> What the task requires
Copy out the listing that follows, exactly, without its pictures.
— Begin Given records —
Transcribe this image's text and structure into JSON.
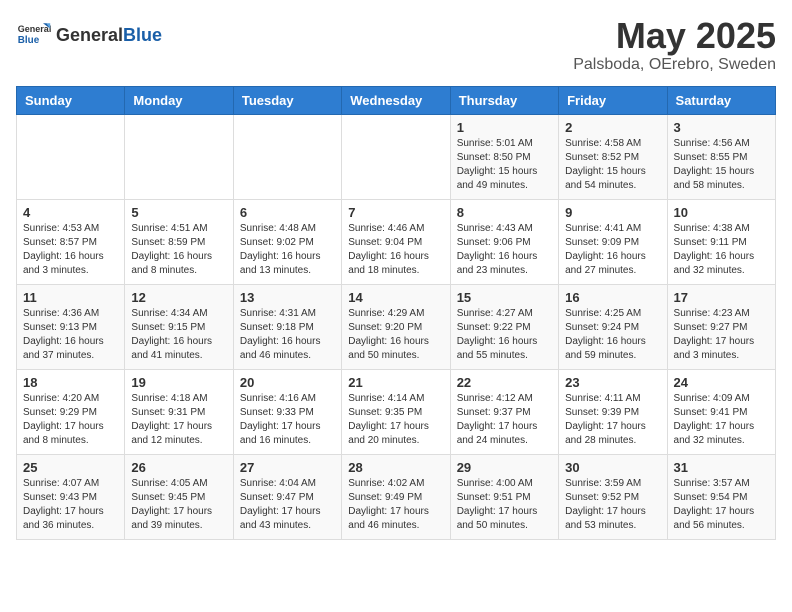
{
  "logo": {
    "general": "General",
    "blue": "Blue"
  },
  "title": {
    "month": "May 2025",
    "location": "Palsboda, OErebro, Sweden"
  },
  "headers": [
    "Sunday",
    "Monday",
    "Tuesday",
    "Wednesday",
    "Thursday",
    "Friday",
    "Saturday"
  ],
  "weeks": [
    [
      {
        "day": "",
        "info": ""
      },
      {
        "day": "",
        "info": ""
      },
      {
        "day": "",
        "info": ""
      },
      {
        "day": "",
        "info": ""
      },
      {
        "day": "1",
        "info": "Sunrise: 5:01 AM\nSunset: 8:50 PM\nDaylight: 15 hours\nand 49 minutes."
      },
      {
        "day": "2",
        "info": "Sunrise: 4:58 AM\nSunset: 8:52 PM\nDaylight: 15 hours\nand 54 minutes."
      },
      {
        "day": "3",
        "info": "Sunrise: 4:56 AM\nSunset: 8:55 PM\nDaylight: 15 hours\nand 58 minutes."
      }
    ],
    [
      {
        "day": "4",
        "info": "Sunrise: 4:53 AM\nSunset: 8:57 PM\nDaylight: 16 hours\nand 3 minutes."
      },
      {
        "day": "5",
        "info": "Sunrise: 4:51 AM\nSunset: 8:59 PM\nDaylight: 16 hours\nand 8 minutes."
      },
      {
        "day": "6",
        "info": "Sunrise: 4:48 AM\nSunset: 9:02 PM\nDaylight: 16 hours\nand 13 minutes."
      },
      {
        "day": "7",
        "info": "Sunrise: 4:46 AM\nSunset: 9:04 PM\nDaylight: 16 hours\nand 18 minutes."
      },
      {
        "day": "8",
        "info": "Sunrise: 4:43 AM\nSunset: 9:06 PM\nDaylight: 16 hours\nand 23 minutes."
      },
      {
        "day": "9",
        "info": "Sunrise: 4:41 AM\nSunset: 9:09 PM\nDaylight: 16 hours\nand 27 minutes."
      },
      {
        "day": "10",
        "info": "Sunrise: 4:38 AM\nSunset: 9:11 PM\nDaylight: 16 hours\nand 32 minutes."
      }
    ],
    [
      {
        "day": "11",
        "info": "Sunrise: 4:36 AM\nSunset: 9:13 PM\nDaylight: 16 hours\nand 37 minutes."
      },
      {
        "day": "12",
        "info": "Sunrise: 4:34 AM\nSunset: 9:15 PM\nDaylight: 16 hours\nand 41 minutes."
      },
      {
        "day": "13",
        "info": "Sunrise: 4:31 AM\nSunset: 9:18 PM\nDaylight: 16 hours\nand 46 minutes."
      },
      {
        "day": "14",
        "info": "Sunrise: 4:29 AM\nSunset: 9:20 PM\nDaylight: 16 hours\nand 50 minutes."
      },
      {
        "day": "15",
        "info": "Sunrise: 4:27 AM\nSunset: 9:22 PM\nDaylight: 16 hours\nand 55 minutes."
      },
      {
        "day": "16",
        "info": "Sunrise: 4:25 AM\nSunset: 9:24 PM\nDaylight: 16 hours\nand 59 minutes."
      },
      {
        "day": "17",
        "info": "Sunrise: 4:23 AM\nSunset: 9:27 PM\nDaylight: 17 hours\nand 3 minutes."
      }
    ],
    [
      {
        "day": "18",
        "info": "Sunrise: 4:20 AM\nSunset: 9:29 PM\nDaylight: 17 hours\nand 8 minutes."
      },
      {
        "day": "19",
        "info": "Sunrise: 4:18 AM\nSunset: 9:31 PM\nDaylight: 17 hours\nand 12 minutes."
      },
      {
        "day": "20",
        "info": "Sunrise: 4:16 AM\nSunset: 9:33 PM\nDaylight: 17 hours\nand 16 minutes."
      },
      {
        "day": "21",
        "info": "Sunrise: 4:14 AM\nSunset: 9:35 PM\nDaylight: 17 hours\nand 20 minutes."
      },
      {
        "day": "22",
        "info": "Sunrise: 4:12 AM\nSunset: 9:37 PM\nDaylight: 17 hours\nand 24 minutes."
      },
      {
        "day": "23",
        "info": "Sunrise: 4:11 AM\nSunset: 9:39 PM\nDaylight: 17 hours\nand 28 minutes."
      },
      {
        "day": "24",
        "info": "Sunrise: 4:09 AM\nSunset: 9:41 PM\nDaylight: 17 hours\nand 32 minutes."
      }
    ],
    [
      {
        "day": "25",
        "info": "Sunrise: 4:07 AM\nSunset: 9:43 PM\nDaylight: 17 hours\nand 36 minutes."
      },
      {
        "day": "26",
        "info": "Sunrise: 4:05 AM\nSunset: 9:45 PM\nDaylight: 17 hours\nand 39 minutes."
      },
      {
        "day": "27",
        "info": "Sunrise: 4:04 AM\nSunset: 9:47 PM\nDaylight: 17 hours\nand 43 minutes."
      },
      {
        "day": "28",
        "info": "Sunrise: 4:02 AM\nSunset: 9:49 PM\nDaylight: 17 hours\nand 46 minutes."
      },
      {
        "day": "29",
        "info": "Sunrise: 4:00 AM\nSunset: 9:51 PM\nDaylight: 17 hours\nand 50 minutes."
      },
      {
        "day": "30",
        "info": "Sunrise: 3:59 AM\nSunset: 9:52 PM\nDaylight: 17 hours\nand 53 minutes."
      },
      {
        "day": "31",
        "info": "Sunrise: 3:57 AM\nSunset: 9:54 PM\nDaylight: 17 hours\nand 56 minutes."
      }
    ]
  ]
}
— End Given records —
> Answer for the task
Transcribe this image's text and structure into JSON.
{
  "logo": {
    "general": "General",
    "blue": "Blue"
  },
  "title": {
    "month": "May 2025",
    "location": "Palsboda, OErebro, Sweden"
  },
  "headers": [
    "Sunday",
    "Monday",
    "Tuesday",
    "Wednesday",
    "Thursday",
    "Friday",
    "Saturday"
  ],
  "weeks": [
    [
      {
        "day": "",
        "info": ""
      },
      {
        "day": "",
        "info": ""
      },
      {
        "day": "",
        "info": ""
      },
      {
        "day": "",
        "info": ""
      },
      {
        "day": "1",
        "info": "Sunrise: 5:01 AM\nSunset: 8:50 PM\nDaylight: 15 hours\nand 49 minutes."
      },
      {
        "day": "2",
        "info": "Sunrise: 4:58 AM\nSunset: 8:52 PM\nDaylight: 15 hours\nand 54 minutes."
      },
      {
        "day": "3",
        "info": "Sunrise: 4:56 AM\nSunset: 8:55 PM\nDaylight: 15 hours\nand 58 minutes."
      }
    ],
    [
      {
        "day": "4",
        "info": "Sunrise: 4:53 AM\nSunset: 8:57 PM\nDaylight: 16 hours\nand 3 minutes."
      },
      {
        "day": "5",
        "info": "Sunrise: 4:51 AM\nSunset: 8:59 PM\nDaylight: 16 hours\nand 8 minutes."
      },
      {
        "day": "6",
        "info": "Sunrise: 4:48 AM\nSunset: 9:02 PM\nDaylight: 16 hours\nand 13 minutes."
      },
      {
        "day": "7",
        "info": "Sunrise: 4:46 AM\nSunset: 9:04 PM\nDaylight: 16 hours\nand 18 minutes."
      },
      {
        "day": "8",
        "info": "Sunrise: 4:43 AM\nSunset: 9:06 PM\nDaylight: 16 hours\nand 23 minutes."
      },
      {
        "day": "9",
        "info": "Sunrise: 4:41 AM\nSunset: 9:09 PM\nDaylight: 16 hours\nand 27 minutes."
      },
      {
        "day": "10",
        "info": "Sunrise: 4:38 AM\nSunset: 9:11 PM\nDaylight: 16 hours\nand 32 minutes."
      }
    ],
    [
      {
        "day": "11",
        "info": "Sunrise: 4:36 AM\nSunset: 9:13 PM\nDaylight: 16 hours\nand 37 minutes."
      },
      {
        "day": "12",
        "info": "Sunrise: 4:34 AM\nSunset: 9:15 PM\nDaylight: 16 hours\nand 41 minutes."
      },
      {
        "day": "13",
        "info": "Sunrise: 4:31 AM\nSunset: 9:18 PM\nDaylight: 16 hours\nand 46 minutes."
      },
      {
        "day": "14",
        "info": "Sunrise: 4:29 AM\nSunset: 9:20 PM\nDaylight: 16 hours\nand 50 minutes."
      },
      {
        "day": "15",
        "info": "Sunrise: 4:27 AM\nSunset: 9:22 PM\nDaylight: 16 hours\nand 55 minutes."
      },
      {
        "day": "16",
        "info": "Sunrise: 4:25 AM\nSunset: 9:24 PM\nDaylight: 16 hours\nand 59 minutes."
      },
      {
        "day": "17",
        "info": "Sunrise: 4:23 AM\nSunset: 9:27 PM\nDaylight: 17 hours\nand 3 minutes."
      }
    ],
    [
      {
        "day": "18",
        "info": "Sunrise: 4:20 AM\nSunset: 9:29 PM\nDaylight: 17 hours\nand 8 minutes."
      },
      {
        "day": "19",
        "info": "Sunrise: 4:18 AM\nSunset: 9:31 PM\nDaylight: 17 hours\nand 12 minutes."
      },
      {
        "day": "20",
        "info": "Sunrise: 4:16 AM\nSunset: 9:33 PM\nDaylight: 17 hours\nand 16 minutes."
      },
      {
        "day": "21",
        "info": "Sunrise: 4:14 AM\nSunset: 9:35 PM\nDaylight: 17 hours\nand 20 minutes."
      },
      {
        "day": "22",
        "info": "Sunrise: 4:12 AM\nSunset: 9:37 PM\nDaylight: 17 hours\nand 24 minutes."
      },
      {
        "day": "23",
        "info": "Sunrise: 4:11 AM\nSunset: 9:39 PM\nDaylight: 17 hours\nand 28 minutes."
      },
      {
        "day": "24",
        "info": "Sunrise: 4:09 AM\nSunset: 9:41 PM\nDaylight: 17 hours\nand 32 minutes."
      }
    ],
    [
      {
        "day": "25",
        "info": "Sunrise: 4:07 AM\nSunset: 9:43 PM\nDaylight: 17 hours\nand 36 minutes."
      },
      {
        "day": "26",
        "info": "Sunrise: 4:05 AM\nSunset: 9:45 PM\nDaylight: 17 hours\nand 39 minutes."
      },
      {
        "day": "27",
        "info": "Sunrise: 4:04 AM\nSunset: 9:47 PM\nDaylight: 17 hours\nand 43 minutes."
      },
      {
        "day": "28",
        "info": "Sunrise: 4:02 AM\nSunset: 9:49 PM\nDaylight: 17 hours\nand 46 minutes."
      },
      {
        "day": "29",
        "info": "Sunrise: 4:00 AM\nSunset: 9:51 PM\nDaylight: 17 hours\nand 50 minutes."
      },
      {
        "day": "30",
        "info": "Sunrise: 3:59 AM\nSunset: 9:52 PM\nDaylight: 17 hours\nand 53 minutes."
      },
      {
        "day": "31",
        "info": "Sunrise: 3:57 AM\nSunset: 9:54 PM\nDaylight: 17 hours\nand 56 minutes."
      }
    ]
  ]
}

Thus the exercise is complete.